Supplied information:
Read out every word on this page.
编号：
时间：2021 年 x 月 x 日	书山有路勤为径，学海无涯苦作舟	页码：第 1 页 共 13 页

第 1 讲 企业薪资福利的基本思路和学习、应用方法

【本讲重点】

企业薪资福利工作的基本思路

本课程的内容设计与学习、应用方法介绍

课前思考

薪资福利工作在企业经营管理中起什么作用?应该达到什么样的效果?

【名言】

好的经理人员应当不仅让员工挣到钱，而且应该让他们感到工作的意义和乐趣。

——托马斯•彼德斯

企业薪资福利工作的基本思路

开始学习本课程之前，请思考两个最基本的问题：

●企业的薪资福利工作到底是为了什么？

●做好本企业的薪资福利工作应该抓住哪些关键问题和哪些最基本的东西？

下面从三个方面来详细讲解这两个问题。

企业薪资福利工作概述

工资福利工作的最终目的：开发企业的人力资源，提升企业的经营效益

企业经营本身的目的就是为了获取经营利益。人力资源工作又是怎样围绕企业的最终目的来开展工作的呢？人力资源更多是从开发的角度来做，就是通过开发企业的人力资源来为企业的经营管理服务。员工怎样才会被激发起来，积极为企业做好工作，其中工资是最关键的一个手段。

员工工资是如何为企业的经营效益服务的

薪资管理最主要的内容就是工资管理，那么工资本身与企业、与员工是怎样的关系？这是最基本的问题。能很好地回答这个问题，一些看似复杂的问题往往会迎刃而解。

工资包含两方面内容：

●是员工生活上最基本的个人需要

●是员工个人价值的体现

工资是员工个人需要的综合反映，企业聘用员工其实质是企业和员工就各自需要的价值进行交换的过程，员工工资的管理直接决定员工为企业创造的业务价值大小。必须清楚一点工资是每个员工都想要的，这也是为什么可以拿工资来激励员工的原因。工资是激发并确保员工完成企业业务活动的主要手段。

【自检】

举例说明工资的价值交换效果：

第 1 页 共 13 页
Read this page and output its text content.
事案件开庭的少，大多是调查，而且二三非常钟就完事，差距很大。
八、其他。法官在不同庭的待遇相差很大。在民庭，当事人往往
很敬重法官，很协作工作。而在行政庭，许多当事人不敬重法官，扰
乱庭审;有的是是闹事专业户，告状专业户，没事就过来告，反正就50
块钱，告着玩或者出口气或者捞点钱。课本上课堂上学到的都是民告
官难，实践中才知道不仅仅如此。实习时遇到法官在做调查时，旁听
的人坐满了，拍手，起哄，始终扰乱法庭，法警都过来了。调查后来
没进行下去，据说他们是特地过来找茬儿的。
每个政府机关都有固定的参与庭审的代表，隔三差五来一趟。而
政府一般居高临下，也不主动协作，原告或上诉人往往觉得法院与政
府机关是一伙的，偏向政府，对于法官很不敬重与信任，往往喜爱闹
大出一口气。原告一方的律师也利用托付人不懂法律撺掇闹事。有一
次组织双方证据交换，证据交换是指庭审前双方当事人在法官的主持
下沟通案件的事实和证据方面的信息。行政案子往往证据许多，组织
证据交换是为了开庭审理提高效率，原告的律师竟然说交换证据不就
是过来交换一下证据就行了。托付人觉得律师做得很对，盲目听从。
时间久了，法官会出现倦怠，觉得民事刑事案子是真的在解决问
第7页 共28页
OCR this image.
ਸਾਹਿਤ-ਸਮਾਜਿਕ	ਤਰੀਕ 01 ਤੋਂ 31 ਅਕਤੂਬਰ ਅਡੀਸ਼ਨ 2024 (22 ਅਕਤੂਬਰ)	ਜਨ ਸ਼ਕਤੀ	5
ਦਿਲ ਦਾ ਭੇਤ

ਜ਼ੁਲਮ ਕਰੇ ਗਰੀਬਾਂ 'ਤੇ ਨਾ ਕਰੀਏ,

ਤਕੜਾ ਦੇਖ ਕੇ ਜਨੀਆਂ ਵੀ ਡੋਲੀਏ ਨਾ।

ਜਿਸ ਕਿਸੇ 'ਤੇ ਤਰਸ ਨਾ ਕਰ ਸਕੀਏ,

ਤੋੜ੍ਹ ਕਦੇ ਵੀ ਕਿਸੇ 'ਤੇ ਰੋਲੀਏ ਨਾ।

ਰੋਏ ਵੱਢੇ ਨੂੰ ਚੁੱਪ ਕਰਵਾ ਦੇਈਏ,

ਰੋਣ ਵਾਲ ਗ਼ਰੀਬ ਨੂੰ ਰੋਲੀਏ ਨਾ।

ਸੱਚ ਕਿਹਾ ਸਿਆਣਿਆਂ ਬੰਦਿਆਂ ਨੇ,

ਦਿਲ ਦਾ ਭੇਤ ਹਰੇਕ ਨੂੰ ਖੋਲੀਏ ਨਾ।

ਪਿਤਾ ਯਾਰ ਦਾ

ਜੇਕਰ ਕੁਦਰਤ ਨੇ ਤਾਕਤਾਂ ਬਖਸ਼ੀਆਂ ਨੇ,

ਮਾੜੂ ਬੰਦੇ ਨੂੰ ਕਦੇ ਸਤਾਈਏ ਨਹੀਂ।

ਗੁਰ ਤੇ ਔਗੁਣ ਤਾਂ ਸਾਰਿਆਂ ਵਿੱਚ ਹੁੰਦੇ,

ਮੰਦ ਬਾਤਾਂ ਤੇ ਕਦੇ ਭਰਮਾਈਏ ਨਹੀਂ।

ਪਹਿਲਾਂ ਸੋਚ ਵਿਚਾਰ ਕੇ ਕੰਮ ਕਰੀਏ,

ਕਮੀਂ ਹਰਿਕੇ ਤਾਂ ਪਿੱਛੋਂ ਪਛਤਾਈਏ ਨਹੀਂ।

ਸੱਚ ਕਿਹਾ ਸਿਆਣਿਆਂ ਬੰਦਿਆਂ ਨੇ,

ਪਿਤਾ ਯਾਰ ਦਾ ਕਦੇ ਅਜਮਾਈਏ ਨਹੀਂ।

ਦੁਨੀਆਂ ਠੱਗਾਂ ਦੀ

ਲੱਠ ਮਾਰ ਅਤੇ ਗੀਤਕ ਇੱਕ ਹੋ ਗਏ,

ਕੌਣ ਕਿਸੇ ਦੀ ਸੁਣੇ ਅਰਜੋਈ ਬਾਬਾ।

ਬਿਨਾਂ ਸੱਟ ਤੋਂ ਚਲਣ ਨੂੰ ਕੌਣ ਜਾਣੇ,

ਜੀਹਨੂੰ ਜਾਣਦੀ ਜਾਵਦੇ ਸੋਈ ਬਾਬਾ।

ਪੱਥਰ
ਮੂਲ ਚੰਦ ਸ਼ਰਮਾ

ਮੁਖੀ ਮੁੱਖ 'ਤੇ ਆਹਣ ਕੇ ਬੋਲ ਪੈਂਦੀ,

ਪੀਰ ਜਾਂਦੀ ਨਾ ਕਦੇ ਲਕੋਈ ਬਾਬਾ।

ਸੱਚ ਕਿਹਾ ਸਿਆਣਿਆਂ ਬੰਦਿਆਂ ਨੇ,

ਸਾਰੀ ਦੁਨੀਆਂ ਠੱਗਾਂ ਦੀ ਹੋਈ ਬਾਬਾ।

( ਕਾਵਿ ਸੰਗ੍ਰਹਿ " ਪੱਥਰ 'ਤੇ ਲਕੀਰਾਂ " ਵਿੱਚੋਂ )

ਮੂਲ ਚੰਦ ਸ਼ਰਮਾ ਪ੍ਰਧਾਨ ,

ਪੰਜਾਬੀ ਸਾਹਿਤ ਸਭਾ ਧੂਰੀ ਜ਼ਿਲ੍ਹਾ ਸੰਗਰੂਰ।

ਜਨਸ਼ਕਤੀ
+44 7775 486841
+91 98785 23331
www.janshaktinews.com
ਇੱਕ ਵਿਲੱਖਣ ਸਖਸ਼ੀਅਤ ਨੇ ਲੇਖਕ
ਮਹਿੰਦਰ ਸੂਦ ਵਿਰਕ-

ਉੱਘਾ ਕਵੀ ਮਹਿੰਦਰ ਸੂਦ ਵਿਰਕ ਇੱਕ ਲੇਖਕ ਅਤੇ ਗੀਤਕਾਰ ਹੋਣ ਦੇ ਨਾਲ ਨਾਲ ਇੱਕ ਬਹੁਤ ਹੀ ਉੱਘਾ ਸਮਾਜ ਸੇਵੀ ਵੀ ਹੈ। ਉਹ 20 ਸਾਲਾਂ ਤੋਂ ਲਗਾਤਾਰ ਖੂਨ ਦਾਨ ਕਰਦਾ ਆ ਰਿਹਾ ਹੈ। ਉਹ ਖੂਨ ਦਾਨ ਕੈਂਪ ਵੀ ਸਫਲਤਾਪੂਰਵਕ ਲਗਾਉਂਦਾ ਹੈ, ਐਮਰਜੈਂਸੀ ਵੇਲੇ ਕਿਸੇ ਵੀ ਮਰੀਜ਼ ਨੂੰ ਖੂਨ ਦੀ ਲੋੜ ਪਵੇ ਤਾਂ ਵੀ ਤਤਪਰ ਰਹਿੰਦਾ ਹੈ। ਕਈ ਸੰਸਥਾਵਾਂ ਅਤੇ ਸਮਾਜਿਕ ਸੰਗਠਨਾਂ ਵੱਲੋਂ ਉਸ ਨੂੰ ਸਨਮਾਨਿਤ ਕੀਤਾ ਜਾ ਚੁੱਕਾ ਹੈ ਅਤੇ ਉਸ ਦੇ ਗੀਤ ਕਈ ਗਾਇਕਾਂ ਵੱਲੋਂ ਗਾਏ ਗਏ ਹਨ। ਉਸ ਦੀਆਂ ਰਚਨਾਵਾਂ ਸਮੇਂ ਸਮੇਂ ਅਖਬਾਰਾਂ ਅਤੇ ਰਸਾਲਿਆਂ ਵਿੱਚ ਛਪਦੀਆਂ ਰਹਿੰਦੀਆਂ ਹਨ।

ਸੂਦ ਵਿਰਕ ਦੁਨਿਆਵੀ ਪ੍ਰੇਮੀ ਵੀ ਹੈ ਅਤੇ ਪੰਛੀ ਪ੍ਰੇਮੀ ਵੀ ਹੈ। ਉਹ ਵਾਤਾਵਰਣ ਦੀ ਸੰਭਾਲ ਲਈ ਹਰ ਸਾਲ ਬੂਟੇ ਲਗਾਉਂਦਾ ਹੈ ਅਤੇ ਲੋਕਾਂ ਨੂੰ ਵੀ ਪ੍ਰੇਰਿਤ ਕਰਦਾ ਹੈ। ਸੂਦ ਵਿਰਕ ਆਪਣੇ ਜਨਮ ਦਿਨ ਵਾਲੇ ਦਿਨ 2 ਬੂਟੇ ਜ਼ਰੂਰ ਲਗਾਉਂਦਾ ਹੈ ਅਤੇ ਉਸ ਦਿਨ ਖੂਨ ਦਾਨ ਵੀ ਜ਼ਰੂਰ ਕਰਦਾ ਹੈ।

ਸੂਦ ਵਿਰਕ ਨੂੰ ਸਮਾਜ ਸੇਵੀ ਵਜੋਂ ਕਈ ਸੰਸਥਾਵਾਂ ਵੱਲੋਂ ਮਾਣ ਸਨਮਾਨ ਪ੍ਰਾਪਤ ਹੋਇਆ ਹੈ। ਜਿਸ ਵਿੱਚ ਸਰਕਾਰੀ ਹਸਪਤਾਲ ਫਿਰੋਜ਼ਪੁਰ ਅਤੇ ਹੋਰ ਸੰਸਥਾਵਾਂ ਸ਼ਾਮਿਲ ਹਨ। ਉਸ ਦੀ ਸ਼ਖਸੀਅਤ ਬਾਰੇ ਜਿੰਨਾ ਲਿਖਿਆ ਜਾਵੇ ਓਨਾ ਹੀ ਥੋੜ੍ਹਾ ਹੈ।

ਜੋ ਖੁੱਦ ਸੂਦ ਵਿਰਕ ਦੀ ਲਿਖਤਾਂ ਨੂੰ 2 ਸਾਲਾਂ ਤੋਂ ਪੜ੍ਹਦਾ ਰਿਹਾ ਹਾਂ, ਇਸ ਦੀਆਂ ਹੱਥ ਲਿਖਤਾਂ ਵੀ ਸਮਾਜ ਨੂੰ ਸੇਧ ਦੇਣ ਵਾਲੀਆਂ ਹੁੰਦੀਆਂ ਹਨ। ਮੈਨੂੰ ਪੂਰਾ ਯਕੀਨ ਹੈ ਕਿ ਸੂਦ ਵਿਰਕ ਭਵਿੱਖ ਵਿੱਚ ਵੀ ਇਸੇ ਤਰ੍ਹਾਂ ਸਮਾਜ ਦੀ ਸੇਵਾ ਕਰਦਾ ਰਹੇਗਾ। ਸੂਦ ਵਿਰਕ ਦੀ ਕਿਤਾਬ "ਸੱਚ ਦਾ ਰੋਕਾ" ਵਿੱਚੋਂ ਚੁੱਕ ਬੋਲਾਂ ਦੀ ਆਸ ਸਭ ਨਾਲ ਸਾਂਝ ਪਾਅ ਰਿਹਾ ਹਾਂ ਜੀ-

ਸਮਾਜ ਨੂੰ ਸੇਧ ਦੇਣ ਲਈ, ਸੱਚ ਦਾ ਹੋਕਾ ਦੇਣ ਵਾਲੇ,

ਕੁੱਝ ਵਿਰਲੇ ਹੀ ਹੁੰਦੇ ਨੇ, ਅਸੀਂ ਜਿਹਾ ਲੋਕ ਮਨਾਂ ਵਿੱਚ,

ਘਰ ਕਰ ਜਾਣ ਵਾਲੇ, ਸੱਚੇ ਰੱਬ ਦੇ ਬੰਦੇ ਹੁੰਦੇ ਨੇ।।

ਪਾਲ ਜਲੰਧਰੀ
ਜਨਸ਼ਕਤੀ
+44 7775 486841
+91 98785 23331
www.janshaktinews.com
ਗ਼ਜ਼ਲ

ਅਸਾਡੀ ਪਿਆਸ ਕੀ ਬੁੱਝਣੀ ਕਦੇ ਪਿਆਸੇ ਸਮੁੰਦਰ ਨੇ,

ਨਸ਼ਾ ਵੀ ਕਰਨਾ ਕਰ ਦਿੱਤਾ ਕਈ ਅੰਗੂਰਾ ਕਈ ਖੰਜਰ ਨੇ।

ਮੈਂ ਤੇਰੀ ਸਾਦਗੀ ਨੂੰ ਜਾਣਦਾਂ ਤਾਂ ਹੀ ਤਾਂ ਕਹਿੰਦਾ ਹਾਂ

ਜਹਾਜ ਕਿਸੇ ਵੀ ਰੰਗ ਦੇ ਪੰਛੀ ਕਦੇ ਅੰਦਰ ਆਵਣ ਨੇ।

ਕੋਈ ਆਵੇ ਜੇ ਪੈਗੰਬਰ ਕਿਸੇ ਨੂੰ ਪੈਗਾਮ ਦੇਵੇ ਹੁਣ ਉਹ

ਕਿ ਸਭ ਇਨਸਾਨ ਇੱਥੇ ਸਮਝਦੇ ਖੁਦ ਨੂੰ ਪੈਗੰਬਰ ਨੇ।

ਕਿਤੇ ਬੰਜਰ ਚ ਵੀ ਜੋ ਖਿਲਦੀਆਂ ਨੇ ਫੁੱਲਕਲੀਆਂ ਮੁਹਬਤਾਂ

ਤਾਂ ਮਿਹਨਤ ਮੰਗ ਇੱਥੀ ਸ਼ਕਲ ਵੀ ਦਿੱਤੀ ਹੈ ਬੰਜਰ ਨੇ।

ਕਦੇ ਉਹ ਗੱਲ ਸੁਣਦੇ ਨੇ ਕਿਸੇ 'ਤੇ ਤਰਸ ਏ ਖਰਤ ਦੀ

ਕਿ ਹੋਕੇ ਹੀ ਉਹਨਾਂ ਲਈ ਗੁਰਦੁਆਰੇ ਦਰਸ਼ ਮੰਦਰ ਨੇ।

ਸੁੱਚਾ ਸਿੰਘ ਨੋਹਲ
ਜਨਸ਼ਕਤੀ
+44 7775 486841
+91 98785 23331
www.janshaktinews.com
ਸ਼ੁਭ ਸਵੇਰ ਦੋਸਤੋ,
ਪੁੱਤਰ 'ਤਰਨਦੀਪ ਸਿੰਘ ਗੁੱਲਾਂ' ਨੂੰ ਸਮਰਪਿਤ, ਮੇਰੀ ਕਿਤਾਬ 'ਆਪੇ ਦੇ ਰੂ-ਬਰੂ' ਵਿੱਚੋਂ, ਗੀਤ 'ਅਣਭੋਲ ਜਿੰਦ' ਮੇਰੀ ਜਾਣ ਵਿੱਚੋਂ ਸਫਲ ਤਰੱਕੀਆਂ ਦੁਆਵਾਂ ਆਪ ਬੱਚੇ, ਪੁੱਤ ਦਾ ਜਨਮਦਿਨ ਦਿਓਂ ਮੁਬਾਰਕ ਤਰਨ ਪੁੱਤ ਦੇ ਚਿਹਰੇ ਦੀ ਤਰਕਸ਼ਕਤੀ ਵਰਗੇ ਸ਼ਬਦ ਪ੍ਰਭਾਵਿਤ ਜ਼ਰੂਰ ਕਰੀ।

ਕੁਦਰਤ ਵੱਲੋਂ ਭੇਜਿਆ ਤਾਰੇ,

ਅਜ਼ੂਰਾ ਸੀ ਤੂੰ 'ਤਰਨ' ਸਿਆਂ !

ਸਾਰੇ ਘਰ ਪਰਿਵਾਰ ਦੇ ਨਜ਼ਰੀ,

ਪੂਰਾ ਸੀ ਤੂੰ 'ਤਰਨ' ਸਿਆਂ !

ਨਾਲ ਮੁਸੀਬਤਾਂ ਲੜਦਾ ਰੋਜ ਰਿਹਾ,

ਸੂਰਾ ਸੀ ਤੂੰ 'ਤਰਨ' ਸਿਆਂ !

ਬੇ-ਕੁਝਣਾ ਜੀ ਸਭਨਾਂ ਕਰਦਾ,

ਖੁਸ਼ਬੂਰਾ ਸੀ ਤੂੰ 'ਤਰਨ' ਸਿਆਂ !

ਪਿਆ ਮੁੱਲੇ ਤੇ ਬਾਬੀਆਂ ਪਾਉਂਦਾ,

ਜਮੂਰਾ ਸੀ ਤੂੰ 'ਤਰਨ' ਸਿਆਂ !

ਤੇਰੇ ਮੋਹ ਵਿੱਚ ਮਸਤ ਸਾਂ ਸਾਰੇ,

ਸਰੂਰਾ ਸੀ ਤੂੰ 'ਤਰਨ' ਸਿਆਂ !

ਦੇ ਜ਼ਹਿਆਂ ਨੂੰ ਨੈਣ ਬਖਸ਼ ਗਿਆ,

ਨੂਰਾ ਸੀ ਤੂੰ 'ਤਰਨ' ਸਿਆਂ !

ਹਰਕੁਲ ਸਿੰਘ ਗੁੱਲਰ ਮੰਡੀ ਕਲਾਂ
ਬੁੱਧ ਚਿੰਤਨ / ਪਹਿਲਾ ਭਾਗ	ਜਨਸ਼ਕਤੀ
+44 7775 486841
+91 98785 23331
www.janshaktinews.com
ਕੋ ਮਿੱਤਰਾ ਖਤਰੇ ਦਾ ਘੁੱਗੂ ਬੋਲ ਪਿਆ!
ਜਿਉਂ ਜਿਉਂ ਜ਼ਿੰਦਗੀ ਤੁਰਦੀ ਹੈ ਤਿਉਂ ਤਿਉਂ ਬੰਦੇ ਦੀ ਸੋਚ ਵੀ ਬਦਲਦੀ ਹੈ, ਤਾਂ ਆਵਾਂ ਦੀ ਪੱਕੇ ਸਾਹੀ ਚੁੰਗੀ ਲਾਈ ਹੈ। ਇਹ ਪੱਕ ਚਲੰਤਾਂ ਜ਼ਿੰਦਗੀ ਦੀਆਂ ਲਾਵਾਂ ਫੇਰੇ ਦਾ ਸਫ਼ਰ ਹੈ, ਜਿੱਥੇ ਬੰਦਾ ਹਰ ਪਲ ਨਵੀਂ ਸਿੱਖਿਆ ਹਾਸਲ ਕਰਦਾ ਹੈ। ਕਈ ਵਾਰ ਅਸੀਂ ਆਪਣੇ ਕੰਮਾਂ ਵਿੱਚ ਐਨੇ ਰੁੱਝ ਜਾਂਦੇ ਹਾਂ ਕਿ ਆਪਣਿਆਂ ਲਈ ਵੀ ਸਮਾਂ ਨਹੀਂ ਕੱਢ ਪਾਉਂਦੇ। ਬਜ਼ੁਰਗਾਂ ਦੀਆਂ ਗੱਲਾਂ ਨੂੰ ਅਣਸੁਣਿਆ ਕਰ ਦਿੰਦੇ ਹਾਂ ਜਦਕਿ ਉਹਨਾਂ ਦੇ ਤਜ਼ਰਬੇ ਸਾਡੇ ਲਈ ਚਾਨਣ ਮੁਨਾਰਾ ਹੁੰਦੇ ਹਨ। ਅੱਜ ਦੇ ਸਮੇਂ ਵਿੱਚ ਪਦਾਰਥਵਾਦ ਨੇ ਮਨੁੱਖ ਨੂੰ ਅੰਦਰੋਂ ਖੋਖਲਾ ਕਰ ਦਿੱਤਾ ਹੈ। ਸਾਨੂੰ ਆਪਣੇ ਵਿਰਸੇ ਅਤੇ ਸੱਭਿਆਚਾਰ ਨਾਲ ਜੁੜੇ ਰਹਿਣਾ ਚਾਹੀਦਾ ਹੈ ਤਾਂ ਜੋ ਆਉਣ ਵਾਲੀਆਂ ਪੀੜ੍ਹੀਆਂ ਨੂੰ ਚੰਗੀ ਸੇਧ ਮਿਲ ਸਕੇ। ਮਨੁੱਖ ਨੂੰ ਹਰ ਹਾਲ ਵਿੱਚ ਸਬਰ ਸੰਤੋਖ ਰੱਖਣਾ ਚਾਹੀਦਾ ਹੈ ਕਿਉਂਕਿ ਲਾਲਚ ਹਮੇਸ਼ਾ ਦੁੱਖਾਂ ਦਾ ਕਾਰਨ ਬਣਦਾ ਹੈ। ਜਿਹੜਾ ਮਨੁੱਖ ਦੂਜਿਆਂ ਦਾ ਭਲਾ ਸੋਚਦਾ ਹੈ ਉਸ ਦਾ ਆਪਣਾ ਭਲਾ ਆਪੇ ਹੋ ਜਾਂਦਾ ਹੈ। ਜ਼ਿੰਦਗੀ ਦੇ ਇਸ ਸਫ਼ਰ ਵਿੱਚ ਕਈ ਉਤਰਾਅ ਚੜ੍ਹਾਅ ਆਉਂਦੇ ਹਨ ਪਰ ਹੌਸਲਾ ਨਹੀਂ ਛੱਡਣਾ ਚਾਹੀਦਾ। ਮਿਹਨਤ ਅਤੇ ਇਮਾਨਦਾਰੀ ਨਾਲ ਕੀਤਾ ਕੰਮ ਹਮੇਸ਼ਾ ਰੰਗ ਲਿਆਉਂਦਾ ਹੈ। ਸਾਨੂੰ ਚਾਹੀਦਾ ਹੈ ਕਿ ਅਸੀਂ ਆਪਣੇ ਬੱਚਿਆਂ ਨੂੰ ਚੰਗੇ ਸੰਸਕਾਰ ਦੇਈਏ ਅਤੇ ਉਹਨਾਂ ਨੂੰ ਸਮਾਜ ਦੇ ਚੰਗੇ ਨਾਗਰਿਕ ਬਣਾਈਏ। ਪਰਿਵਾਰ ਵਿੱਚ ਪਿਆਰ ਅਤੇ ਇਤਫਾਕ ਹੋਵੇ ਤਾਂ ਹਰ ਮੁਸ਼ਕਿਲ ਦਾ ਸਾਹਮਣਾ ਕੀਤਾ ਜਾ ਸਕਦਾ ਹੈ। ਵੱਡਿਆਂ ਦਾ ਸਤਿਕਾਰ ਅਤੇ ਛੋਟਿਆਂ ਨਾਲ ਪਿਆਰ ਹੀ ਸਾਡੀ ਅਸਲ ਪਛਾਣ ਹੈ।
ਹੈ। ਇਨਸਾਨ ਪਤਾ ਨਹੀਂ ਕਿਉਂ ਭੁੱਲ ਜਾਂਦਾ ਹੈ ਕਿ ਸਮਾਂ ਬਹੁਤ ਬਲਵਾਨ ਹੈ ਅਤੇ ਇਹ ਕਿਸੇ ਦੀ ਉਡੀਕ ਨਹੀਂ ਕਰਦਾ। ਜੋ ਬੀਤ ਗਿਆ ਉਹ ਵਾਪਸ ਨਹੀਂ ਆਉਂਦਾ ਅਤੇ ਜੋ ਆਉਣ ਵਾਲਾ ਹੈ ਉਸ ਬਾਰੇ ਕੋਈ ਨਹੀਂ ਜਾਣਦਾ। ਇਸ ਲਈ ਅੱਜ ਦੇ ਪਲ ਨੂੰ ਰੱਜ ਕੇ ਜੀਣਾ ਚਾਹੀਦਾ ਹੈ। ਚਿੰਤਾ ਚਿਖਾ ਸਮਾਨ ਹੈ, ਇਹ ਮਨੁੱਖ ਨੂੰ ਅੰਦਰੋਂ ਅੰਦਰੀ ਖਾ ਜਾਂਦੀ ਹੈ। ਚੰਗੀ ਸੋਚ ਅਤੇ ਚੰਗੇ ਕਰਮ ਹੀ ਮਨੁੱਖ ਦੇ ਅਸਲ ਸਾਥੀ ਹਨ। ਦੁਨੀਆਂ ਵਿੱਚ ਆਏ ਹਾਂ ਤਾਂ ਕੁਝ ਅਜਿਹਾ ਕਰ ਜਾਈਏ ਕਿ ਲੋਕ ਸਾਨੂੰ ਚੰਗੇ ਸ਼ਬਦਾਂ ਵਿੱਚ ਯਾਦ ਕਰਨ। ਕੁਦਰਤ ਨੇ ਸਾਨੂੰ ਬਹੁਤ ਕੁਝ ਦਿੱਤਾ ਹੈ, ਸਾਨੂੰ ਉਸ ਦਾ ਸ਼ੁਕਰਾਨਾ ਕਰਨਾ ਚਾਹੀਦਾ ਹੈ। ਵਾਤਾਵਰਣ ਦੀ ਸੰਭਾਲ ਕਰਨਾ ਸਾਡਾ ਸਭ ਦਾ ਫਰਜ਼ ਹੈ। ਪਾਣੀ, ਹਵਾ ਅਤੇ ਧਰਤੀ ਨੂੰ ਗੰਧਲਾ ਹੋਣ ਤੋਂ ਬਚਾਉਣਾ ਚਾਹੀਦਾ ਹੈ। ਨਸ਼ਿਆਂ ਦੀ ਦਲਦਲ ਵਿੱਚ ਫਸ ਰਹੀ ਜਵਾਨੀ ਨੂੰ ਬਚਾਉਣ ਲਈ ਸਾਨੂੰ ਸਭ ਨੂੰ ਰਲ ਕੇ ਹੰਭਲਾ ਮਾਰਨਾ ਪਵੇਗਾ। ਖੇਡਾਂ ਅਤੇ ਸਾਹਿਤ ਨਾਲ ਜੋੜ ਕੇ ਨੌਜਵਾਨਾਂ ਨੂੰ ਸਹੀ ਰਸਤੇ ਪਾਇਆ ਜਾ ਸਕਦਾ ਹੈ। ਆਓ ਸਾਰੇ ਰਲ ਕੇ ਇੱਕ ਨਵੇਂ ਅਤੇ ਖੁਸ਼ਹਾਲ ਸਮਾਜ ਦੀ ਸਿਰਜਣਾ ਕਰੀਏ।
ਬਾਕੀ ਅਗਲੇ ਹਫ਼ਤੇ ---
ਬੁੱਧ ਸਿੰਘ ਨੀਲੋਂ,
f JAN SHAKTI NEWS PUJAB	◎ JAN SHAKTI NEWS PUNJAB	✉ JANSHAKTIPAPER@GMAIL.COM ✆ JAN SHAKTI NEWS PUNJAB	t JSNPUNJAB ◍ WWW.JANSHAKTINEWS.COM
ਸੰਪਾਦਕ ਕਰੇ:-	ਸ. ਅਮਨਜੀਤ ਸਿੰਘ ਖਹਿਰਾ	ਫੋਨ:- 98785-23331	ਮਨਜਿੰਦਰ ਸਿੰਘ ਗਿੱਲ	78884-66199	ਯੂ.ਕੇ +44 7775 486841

Short exercise:
Among the lines of the data, identify those with the word "Read". Copy each of them.

Written reply:
Read out every word on this page.
Read this page and output its text content.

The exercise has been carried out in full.